What is needed
A verbatim copy of the records is required, with all pictures left out.

···

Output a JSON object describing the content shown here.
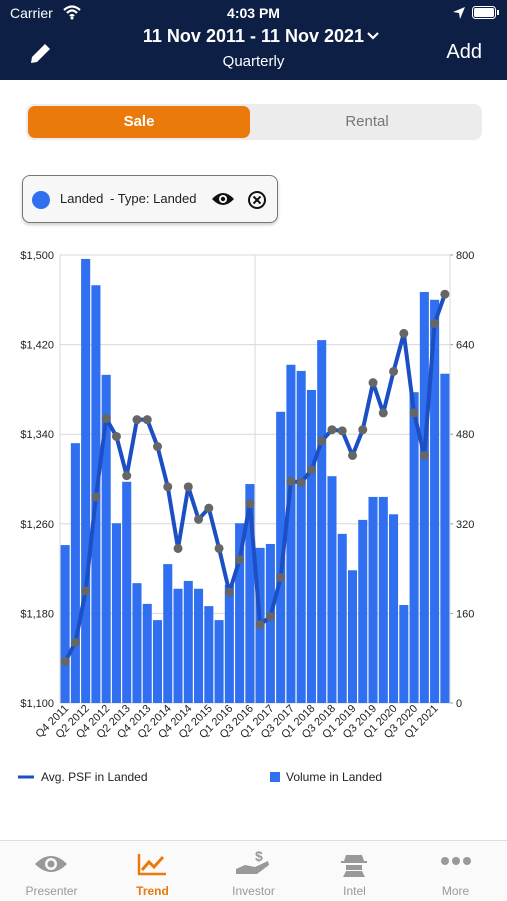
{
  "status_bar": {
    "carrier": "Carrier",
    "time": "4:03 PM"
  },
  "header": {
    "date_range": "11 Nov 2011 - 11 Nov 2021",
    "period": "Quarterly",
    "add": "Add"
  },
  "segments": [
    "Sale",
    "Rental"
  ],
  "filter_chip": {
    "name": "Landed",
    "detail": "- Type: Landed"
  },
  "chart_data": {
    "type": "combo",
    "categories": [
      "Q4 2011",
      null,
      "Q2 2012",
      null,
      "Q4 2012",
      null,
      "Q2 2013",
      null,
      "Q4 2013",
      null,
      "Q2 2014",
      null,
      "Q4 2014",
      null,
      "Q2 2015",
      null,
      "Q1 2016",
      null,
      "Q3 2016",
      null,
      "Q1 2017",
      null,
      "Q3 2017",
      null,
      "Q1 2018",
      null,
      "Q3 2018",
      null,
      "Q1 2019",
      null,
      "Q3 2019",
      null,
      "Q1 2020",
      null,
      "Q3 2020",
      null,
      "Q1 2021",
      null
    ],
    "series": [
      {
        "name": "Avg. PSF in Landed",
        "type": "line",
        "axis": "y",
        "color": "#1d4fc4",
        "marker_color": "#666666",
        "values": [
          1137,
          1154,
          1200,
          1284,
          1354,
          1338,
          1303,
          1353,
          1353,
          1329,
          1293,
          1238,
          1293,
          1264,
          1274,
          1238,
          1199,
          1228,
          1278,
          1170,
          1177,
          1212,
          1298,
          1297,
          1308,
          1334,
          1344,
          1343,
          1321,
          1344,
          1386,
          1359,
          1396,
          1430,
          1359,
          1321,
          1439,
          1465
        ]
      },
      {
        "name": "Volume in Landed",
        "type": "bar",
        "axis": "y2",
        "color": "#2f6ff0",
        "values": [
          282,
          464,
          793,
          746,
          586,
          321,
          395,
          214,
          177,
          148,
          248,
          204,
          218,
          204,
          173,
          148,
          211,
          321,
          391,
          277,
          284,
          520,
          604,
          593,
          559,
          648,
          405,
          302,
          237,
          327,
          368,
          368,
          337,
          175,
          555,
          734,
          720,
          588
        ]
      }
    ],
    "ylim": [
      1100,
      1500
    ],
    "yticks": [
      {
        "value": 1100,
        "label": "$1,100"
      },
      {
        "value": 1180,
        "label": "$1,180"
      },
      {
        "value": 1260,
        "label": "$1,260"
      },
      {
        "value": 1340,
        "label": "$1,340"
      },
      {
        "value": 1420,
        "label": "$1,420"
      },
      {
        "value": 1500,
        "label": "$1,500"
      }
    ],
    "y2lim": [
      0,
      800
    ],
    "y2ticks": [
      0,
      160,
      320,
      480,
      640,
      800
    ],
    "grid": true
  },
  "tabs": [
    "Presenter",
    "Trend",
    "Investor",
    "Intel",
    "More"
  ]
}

···

Task answer
Output a JSON object describing the content shown here.
{
  "status_bar": {
    "carrier": "Carrier",
    "time": "4:03 PM"
  },
  "header": {
    "date_range": "11 Nov 2011 - 11 Nov 2021",
    "period": "Quarterly",
    "add": "Add"
  },
  "segments": [
    "Sale",
    "Rental"
  ],
  "filter_chip": {
    "name": "Landed",
    "detail": "- Type: Landed"
  },
  "chart_data": {
    "type": "combo",
    "categories": [
      "Q4 2011",
      null,
      "Q2 2012",
      null,
      "Q4 2012",
      null,
      "Q2 2013",
      null,
      "Q4 2013",
      null,
      "Q2 2014",
      null,
      "Q4 2014",
      null,
      "Q2 2015",
      null,
      "Q1 2016",
      null,
      "Q3 2016",
      null,
      "Q1 2017",
      null,
      "Q3 2017",
      null,
      "Q1 2018",
      null,
      "Q3 2018",
      null,
      "Q1 2019",
      null,
      "Q3 2019",
      null,
      "Q1 2020",
      null,
      "Q3 2020",
      null,
      "Q1 2021",
      null
    ],
    "series": [
      {
        "name": "Avg. PSF in Landed",
        "type": "line",
        "axis": "y",
        "color": "#1d4fc4",
        "marker_color": "#666666",
        "values": [
          1137,
          1154,
          1200,
          1284,
          1354,
          1338,
          1303,
          1353,
          1353,
          1329,
          1293,
          1238,
          1293,
          1264,
          1274,
          1238,
          1199,
          1228,
          1278,
          1170,
          1177,
          1212,
          1298,
          1297,
          1308,
          1334,
          1344,
          1343,
          1321,
          1344,
          1386,
          1359,
          1396,
          1430,
          1359,
          1321,
          1439,
          1465
        ]
      },
      {
        "name": "Volume in Landed",
        "type": "bar",
        "axis": "y2",
        "color": "#2f6ff0",
        "values": [
          282,
          464,
          793,
          746,
          586,
          321,
          395,
          214,
          177,
          148,
          248,
          204,
          218,
          204,
          173,
          148,
          211,
          321,
          391,
          277,
          284,
          520,
          604,
          593,
          559,
          648,
          405,
          302,
          237,
          327,
          368,
          368,
          337,
          175,
          555,
          734,
          720,
          588
        ]
      }
    ],
    "ylim": [
      1100,
      1500
    ],
    "yticks": [
      {
        "value": 1100,
        "label": "$1,100"
      },
      {
        "value": 1180,
        "label": "$1,180"
      },
      {
        "value": 1260,
        "label": "$1,260"
      },
      {
        "value": 1340,
        "label": "$1,340"
      },
      {
        "value": 1420,
        "label": "$1,420"
      },
      {
        "value": 1500,
        "label": "$1,500"
      }
    ],
    "y2lim": [
      0,
      800
    ],
    "y2ticks": [
      0,
      160,
      320,
      480,
      640,
      800
    ],
    "grid": true
  },
  "tabs": [
    "Presenter",
    "Trend",
    "Investor",
    "Intel",
    "More"
  ]
}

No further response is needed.